2) packed_B_tile 驻留 L1
4KB 的 B_tile 完全放入 L1D,微内核内对 B 的访问接近 100% L1 命中率。
3) 缓冲区大小大幅缩小
Stage 5: packed_A = M×K×4 = 1MB, packed_B = K×N×4 = 1MB → 总计 2MB
Stage 6: packed_A = MC×KC×4 = 128KB, packed_B = KC×NR×4 = 4KB → 总计 132KB内存占用从 2MB 降到 132KB,减少 15 倍,也减少了 TLB 压力。
════════════════════
# 题目要求
• A. 根据节选回答:
(i) 4KB 的 B_tile 放入哪一级缓存?
(ii) Stage 5 中 packed_A 与 packed_B 总计占多少内存?
(iii) Stage 6 的内存占用比 Stage 5 减少了多少倍?
• B. 从节选中含有“2) packed_B_tile 驻留”的词句开始,原样写下原文,写到“倍,也减少了 TLB 压力。”为止。

(边框标注数据)
════════════════════
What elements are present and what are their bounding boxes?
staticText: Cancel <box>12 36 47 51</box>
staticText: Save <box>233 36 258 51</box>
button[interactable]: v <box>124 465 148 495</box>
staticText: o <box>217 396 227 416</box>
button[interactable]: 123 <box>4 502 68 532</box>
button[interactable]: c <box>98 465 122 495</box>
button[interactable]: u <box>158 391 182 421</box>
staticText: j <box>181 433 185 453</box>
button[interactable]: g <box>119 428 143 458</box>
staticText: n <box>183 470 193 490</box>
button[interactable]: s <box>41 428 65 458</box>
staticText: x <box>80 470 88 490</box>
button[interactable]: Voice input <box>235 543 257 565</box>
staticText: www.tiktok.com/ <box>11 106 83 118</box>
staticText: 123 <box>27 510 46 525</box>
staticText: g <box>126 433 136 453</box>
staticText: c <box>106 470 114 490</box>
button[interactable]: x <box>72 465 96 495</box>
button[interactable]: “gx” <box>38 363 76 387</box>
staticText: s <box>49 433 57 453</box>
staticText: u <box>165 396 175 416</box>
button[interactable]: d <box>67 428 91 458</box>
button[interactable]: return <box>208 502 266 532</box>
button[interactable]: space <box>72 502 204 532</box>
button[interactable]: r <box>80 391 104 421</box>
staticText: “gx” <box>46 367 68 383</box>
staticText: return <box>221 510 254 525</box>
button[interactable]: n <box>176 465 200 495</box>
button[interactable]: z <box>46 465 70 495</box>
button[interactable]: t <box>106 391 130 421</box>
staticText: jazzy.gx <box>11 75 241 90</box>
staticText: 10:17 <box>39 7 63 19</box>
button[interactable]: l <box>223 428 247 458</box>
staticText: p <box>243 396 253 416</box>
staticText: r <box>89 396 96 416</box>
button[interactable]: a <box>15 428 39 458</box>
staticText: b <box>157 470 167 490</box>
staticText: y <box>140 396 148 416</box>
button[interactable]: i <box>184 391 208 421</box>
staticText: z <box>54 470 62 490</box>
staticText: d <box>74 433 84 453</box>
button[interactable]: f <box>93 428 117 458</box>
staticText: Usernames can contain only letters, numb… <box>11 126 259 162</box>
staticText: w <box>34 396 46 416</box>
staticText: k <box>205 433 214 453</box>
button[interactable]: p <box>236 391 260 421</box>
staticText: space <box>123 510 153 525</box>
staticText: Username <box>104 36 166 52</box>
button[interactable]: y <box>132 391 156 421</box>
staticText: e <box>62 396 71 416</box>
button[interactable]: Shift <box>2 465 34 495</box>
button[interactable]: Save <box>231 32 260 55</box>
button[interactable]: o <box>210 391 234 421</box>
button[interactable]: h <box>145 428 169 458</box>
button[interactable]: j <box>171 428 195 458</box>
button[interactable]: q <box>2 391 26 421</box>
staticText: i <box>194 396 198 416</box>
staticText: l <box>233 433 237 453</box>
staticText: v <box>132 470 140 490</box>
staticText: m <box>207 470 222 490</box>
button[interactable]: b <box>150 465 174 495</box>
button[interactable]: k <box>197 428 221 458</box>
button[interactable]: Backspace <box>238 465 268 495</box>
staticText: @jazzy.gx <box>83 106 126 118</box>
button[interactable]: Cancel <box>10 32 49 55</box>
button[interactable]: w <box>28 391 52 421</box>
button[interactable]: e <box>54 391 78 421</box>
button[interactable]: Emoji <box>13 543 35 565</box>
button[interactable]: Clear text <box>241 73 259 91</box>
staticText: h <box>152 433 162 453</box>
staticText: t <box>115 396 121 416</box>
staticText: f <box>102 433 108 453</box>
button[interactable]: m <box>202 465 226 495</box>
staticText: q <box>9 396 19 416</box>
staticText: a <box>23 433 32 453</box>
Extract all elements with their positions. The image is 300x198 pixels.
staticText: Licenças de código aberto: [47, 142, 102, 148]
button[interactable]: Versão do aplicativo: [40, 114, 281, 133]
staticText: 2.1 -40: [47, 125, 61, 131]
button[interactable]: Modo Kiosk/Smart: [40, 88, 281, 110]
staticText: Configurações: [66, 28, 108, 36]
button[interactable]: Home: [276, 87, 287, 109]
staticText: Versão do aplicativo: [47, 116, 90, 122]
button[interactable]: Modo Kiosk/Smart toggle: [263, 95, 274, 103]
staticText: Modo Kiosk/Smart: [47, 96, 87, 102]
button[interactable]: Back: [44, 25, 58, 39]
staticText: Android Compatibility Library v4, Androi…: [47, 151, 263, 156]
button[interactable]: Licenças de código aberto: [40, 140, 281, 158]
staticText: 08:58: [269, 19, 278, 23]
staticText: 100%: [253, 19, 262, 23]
════════════════════
# 参考答案
• A.
(i) L1D。
(ii) 2MB。
(iii) 15 倍。

• B.
2) packed_B_tile 驻留 L1
4KB 的 B_tile 完全放入 L1D,微内核内对 B 的访问接近 100% L1 命中率。
3) 缓冲区大小大幅缩小
Stage 5: packed_A = M×K×4 = 1MB, packed_B = K×N×4 = 1MB → 总计 2MB
Stage 6: packed_A = MC×KC×4 = 128KB, packed_B = KC×NR×4 = 4KB → 总计 132KB内存占用从 2MB 降到 132KB,减少 15 倍,也减少了 TLB 压力。